__Task brief__
Scan the material and copy every line in which "document" appears.

(Recorded data)
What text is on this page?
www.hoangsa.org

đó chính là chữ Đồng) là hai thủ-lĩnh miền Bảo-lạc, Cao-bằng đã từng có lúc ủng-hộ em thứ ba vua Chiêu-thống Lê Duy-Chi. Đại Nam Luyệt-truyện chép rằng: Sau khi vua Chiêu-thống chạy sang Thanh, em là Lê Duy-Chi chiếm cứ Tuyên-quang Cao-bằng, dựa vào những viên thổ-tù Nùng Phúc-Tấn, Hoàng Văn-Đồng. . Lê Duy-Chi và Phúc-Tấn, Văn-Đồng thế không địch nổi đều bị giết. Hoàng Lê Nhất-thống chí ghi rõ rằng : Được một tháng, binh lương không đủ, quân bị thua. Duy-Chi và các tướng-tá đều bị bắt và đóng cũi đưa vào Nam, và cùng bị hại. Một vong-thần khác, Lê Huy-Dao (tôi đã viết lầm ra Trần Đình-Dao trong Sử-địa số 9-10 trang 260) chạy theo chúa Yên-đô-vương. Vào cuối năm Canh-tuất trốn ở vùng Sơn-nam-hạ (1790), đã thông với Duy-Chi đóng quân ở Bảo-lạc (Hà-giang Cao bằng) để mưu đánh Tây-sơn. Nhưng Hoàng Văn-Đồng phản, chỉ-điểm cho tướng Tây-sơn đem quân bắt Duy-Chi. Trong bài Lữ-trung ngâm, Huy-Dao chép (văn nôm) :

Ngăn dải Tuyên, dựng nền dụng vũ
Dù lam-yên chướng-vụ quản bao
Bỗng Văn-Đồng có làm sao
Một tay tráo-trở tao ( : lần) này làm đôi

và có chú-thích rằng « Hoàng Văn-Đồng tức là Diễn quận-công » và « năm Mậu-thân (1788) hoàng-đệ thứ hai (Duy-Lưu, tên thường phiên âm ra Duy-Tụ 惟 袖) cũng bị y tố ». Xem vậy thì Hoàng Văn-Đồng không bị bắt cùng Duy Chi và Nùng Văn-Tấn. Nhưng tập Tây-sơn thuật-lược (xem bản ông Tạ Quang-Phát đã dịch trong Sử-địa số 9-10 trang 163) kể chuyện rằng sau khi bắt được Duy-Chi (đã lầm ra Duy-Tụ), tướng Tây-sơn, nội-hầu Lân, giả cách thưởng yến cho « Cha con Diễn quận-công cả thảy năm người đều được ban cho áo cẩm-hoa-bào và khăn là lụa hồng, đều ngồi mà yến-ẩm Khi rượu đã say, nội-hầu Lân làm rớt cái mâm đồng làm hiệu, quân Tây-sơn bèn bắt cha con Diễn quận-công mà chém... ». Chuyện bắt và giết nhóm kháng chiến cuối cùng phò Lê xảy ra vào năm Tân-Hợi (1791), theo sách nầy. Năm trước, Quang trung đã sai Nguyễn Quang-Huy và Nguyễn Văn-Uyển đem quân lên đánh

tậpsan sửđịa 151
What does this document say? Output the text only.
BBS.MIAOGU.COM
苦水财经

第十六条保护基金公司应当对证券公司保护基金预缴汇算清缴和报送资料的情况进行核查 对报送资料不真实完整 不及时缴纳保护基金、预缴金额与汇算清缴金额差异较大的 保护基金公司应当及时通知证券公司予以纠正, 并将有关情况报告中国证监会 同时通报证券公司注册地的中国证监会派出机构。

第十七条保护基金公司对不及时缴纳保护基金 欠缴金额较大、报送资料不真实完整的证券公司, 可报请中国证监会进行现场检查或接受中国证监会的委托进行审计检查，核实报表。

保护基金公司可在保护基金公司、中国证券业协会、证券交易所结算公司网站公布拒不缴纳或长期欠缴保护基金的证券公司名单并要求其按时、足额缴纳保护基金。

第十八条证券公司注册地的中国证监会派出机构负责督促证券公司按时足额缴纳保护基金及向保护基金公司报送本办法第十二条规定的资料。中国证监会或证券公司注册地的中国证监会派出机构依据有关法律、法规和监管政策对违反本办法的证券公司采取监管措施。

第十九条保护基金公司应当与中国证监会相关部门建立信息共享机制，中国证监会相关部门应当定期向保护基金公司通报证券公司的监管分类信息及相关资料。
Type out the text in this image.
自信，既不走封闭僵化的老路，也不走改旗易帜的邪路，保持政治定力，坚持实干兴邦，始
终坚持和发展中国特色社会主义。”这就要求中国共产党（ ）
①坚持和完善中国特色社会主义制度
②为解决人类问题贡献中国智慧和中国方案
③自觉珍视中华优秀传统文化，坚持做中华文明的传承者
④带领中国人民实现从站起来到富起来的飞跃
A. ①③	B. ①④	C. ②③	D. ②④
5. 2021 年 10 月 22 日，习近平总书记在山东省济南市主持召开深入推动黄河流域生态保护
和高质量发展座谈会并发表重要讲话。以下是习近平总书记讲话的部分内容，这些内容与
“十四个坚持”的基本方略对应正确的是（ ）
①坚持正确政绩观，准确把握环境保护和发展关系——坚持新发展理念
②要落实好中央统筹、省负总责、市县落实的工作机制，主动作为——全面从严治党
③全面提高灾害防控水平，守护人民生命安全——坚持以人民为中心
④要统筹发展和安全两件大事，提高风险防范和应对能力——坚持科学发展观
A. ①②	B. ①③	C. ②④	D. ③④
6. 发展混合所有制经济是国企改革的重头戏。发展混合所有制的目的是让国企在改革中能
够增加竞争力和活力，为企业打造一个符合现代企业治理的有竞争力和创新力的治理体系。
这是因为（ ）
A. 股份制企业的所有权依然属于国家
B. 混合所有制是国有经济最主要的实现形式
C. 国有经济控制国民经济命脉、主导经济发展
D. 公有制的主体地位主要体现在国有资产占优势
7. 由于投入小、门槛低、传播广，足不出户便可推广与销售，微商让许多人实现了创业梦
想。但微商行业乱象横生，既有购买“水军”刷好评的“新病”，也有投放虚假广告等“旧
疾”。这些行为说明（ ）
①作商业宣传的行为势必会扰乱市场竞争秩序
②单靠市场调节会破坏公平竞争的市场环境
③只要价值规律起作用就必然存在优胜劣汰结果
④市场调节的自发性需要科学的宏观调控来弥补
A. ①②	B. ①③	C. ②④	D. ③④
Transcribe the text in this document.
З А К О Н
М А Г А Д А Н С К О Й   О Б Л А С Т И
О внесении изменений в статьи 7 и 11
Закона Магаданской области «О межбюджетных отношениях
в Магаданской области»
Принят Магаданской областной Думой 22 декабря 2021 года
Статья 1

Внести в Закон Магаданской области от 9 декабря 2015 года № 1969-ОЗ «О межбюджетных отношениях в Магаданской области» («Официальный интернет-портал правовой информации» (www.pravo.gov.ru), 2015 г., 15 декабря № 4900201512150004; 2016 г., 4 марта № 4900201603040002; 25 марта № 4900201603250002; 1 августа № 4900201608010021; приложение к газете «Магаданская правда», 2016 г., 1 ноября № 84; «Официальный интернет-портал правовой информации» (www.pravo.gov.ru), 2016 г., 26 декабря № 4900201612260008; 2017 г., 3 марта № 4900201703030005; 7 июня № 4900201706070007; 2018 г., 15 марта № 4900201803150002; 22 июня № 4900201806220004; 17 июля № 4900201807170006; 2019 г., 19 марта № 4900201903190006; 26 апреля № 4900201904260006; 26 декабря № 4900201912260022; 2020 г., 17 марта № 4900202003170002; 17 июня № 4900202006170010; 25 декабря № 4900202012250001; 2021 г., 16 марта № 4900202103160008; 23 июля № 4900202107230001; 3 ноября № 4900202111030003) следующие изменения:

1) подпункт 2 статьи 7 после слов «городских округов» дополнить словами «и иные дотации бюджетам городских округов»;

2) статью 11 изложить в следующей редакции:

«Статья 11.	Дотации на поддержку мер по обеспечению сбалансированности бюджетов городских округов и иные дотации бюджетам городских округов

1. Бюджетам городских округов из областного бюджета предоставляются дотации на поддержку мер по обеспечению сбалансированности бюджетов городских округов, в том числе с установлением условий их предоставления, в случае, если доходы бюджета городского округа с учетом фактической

__Output below__
What does this document say? Output the text only.
Transcribe the text in this document.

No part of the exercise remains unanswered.